Look through the data below. Show each line where the string "marker" occurs.
____________
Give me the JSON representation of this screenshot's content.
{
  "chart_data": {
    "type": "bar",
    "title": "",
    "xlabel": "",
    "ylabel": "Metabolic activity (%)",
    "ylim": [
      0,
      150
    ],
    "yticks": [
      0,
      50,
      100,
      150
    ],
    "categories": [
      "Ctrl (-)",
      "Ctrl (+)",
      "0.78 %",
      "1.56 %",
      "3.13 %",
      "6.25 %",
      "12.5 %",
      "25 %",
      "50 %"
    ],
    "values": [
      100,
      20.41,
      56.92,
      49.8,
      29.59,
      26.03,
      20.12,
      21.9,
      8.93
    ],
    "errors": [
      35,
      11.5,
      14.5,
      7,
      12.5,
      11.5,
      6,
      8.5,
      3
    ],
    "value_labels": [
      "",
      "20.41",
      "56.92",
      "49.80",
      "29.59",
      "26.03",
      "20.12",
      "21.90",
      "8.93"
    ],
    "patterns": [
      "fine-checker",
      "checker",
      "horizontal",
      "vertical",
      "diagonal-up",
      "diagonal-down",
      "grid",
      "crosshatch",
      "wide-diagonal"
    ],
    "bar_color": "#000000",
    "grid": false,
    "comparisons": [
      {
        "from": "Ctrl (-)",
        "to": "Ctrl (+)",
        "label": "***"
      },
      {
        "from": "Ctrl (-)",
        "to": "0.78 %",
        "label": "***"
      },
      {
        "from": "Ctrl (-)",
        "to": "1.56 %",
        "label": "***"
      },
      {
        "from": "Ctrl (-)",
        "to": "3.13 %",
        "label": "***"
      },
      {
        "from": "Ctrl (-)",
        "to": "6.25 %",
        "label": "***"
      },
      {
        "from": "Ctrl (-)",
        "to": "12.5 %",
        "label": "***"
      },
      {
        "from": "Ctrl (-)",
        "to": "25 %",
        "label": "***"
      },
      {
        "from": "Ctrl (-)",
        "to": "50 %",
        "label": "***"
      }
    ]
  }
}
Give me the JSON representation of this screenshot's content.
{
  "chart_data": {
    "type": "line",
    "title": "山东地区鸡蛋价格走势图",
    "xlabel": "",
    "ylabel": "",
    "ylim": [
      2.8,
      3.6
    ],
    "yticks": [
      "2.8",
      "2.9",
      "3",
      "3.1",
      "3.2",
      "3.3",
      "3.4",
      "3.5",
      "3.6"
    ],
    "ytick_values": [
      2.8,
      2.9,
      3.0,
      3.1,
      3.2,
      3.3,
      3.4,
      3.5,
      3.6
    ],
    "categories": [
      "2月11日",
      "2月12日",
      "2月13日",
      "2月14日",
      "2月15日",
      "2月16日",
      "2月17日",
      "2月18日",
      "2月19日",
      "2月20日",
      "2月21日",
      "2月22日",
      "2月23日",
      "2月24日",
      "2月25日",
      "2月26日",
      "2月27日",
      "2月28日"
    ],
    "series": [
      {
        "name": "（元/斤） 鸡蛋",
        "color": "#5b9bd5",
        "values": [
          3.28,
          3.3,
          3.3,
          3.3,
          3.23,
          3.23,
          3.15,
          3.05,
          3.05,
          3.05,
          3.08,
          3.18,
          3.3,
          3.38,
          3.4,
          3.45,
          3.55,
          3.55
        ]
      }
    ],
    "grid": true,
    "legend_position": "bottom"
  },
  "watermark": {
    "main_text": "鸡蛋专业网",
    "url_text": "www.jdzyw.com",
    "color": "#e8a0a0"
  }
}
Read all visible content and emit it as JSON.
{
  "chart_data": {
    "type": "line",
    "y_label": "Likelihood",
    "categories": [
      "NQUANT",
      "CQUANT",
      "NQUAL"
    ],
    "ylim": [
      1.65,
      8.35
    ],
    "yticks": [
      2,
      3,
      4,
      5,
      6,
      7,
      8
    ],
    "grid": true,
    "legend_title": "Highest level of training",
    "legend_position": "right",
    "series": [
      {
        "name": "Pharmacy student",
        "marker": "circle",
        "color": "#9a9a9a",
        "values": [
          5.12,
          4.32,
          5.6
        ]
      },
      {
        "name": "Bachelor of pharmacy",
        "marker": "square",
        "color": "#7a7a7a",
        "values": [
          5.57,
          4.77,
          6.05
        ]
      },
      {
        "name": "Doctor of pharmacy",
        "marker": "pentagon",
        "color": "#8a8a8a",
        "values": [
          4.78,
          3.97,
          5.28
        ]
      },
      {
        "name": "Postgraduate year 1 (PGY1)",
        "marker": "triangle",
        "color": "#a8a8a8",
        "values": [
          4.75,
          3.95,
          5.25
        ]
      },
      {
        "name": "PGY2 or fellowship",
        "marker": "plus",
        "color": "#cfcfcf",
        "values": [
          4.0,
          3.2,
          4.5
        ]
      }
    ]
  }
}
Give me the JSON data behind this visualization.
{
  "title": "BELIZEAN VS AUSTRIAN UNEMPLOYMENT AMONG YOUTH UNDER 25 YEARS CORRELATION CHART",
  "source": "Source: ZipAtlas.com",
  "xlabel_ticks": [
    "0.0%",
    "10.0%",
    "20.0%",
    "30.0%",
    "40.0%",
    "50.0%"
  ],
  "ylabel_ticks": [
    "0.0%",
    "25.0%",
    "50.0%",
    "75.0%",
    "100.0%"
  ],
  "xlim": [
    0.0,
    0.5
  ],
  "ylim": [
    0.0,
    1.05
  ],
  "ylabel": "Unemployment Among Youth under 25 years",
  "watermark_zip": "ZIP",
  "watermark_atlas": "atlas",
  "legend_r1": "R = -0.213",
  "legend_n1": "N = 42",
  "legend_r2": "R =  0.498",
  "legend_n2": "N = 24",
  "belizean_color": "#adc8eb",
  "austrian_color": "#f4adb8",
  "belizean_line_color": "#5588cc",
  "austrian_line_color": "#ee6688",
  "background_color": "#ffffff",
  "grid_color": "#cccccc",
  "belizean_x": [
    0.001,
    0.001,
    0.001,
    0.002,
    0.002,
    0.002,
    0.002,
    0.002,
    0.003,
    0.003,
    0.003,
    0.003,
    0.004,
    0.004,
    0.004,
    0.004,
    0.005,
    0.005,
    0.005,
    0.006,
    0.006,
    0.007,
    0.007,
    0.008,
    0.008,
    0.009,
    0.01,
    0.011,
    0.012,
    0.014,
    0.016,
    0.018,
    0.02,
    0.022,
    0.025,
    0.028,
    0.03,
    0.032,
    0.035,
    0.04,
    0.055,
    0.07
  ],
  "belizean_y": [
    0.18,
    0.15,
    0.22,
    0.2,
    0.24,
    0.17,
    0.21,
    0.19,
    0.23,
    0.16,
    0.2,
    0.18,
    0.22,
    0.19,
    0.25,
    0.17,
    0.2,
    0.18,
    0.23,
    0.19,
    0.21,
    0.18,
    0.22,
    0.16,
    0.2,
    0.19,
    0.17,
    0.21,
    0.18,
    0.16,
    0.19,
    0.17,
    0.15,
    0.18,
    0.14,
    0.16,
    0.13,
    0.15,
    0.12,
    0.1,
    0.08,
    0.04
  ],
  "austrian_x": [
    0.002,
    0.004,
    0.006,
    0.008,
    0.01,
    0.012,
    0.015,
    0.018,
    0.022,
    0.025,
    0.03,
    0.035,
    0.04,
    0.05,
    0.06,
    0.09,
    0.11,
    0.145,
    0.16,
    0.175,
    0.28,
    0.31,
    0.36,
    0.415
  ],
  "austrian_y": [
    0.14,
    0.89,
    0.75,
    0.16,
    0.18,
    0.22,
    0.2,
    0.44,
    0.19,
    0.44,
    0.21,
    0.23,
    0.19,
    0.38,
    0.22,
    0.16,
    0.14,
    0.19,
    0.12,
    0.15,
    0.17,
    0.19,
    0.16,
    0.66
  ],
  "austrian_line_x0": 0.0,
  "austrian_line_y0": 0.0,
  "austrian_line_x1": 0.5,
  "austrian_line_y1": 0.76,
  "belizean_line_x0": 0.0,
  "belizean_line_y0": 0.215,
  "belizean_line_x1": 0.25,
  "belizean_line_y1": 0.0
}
____________
§ **EXERCISE RESPONSE**
        "marker": "circle",
        "marker": "square",
        "marker": "pentagon",
        "marker": "triangle",
        "marker": "plus",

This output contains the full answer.